> WHAT IS REQUIRED
Select, from the material below, each line with "urines" in it.

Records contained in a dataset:
↓↓↓
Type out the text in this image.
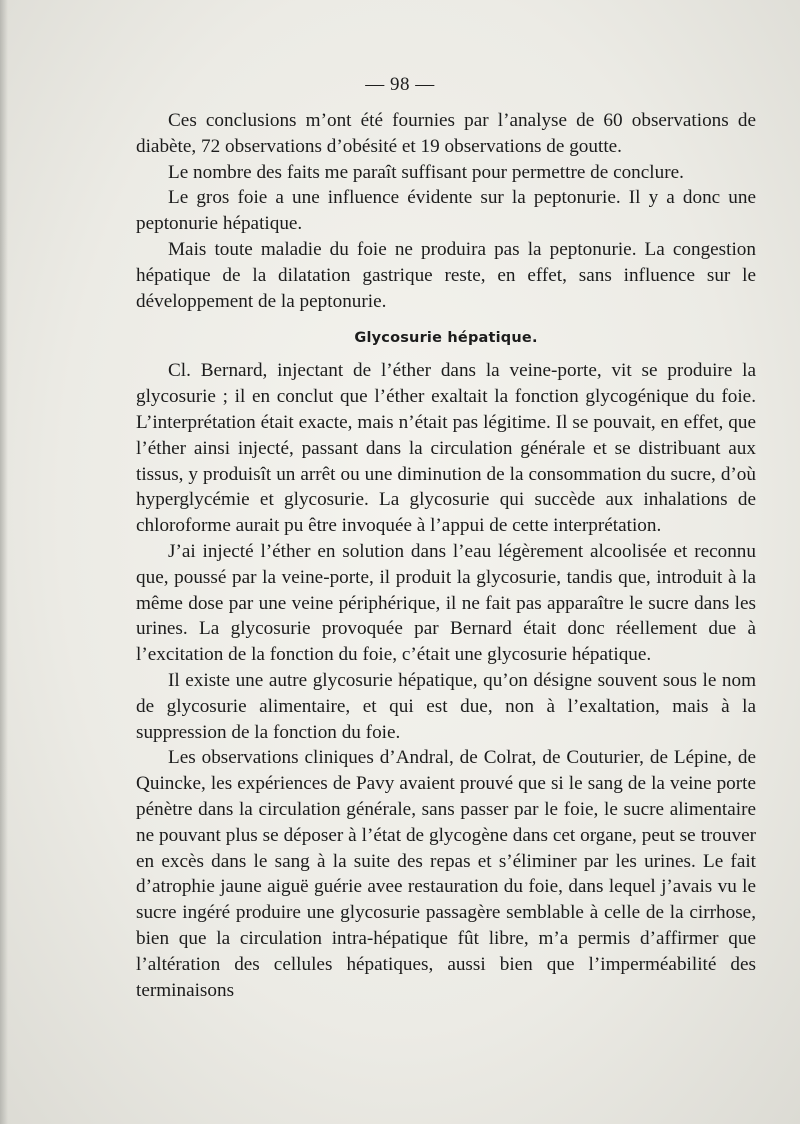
— 98 —

Ces conclusions m’ont été fournies par l’analyse de 60 observations de diabète, 72 observations d’obésité et 19 observations de goutte.

Le nombre des faits me paraît suffisant pour permettre de conclure.

Le gros foie a une influence évidente sur la peptonurie. Il y a donc une peptonurie hépatique.

Mais toute maladie du foie ne produira pas la peptonurie. La congestion hépatique de la dilatation gastrique reste, en effet, sans influence sur le développement de la peptonurie.

Glycosurie hépatique.

Cl. Bernard, injectant de l’éther dans la veine-porte, vit se produire la glycosurie ; il en conclut que l’éther exaltait la fonction glycogénique du foie. L’interprétation était exacte, mais n’était pas légitime. Il se pouvait, en effet, que l’éther ainsi injecté, passant dans la circulation générale et se distribuant aux tissus, y produisît un arrêt ou une diminution de la consommation du sucre, d’où hyperglycémie et glycosurie. La glycosurie qui succède aux inhalations de chloroforme aurait pu être invoquée à l’appui de cette interprétation.

J’ai injecté l’éther en solution dans l’eau légèrement alcoolisée et reconnu que, poussé par la veine-porte, il produit la glycosurie, tandis que, introduit à la même dose par une veine périphérique, il ne fait pas apparaître le sucre dans les urines. La glycosurie provoquée par Bernard était donc réellement due à l’excitation de la fonction du foie, c’était une glycosurie hépatique.

Il existe une autre glycosurie hépatique, qu’on désigne souvent sous le nom de glycosurie alimentaire, et qui est due, non à l’exaltation, mais à la suppression de la fonction du foie.

Les observations cliniques d’Andral, de Colrat, de Couturier, de Lépine, de Quincke, les expériences de Pavy avaient prouvé que si le sang de la veine porte pénètre dans la circulation générale, sans passer par le foie, le sucre alimentaire ne pouvant plus se déposer à l’état de glycogène dans cet organe, peut se trouver en excès dans le sang à la suite des repas et s’éliminer par les urines. Le fait d’atrophie jaune aiguë guérie avee restauration du foie, dans lequel j’avais vu le sucre ingéré produire une glycosurie passagère semblable à celle de la cirrhose, bien que la circulation intra-hépatique fût libre, m’a permis d’affirmer que l’altération des cellules hépatiques, aussi bien que l’imperméabilité des terminaisons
↑↑↑
> FINISHED ANSWER
J’ai injecté l’éther en solution dans l’eau légèrement alcoolisée et reconnu que, poussé par la veine-porte, il produit la glycosurie, tandis que, introduit à la même dose par une veine périphérique, il ne fait pas apparaître le sucre dans les urines. La glycosurie provoquée par Bernard était donc réellement due à l’excitation de la fonction du foie, c’était une glycosurie hépatique.
Les observations cliniques d’Andral, de Colrat, de Couturier, de Lépine, de Quincke, les expériences de Pavy avaient prouvé que si le sang de la veine porte pénètre dans la circulation générale, sans passer par le foie, le sucre alimentaire ne pouvant plus se déposer à l’état de glycogène dans cet organe, peut se trouver en excès dans le sang à la suite des repas et s’éliminer par les urines. Le fait d’atrophie jaune aiguë guérie avee restauration du foie, dans lequel j’avais vu le sucre ingéré produire une glycosurie passagère semblable à celle de la cirrhose, bien que la circulation intra-hépatique fût libre, m’a permis d’affirmer que l’altération des cellules hépatiques, aussi bien que l’imperméabilité des terminaisons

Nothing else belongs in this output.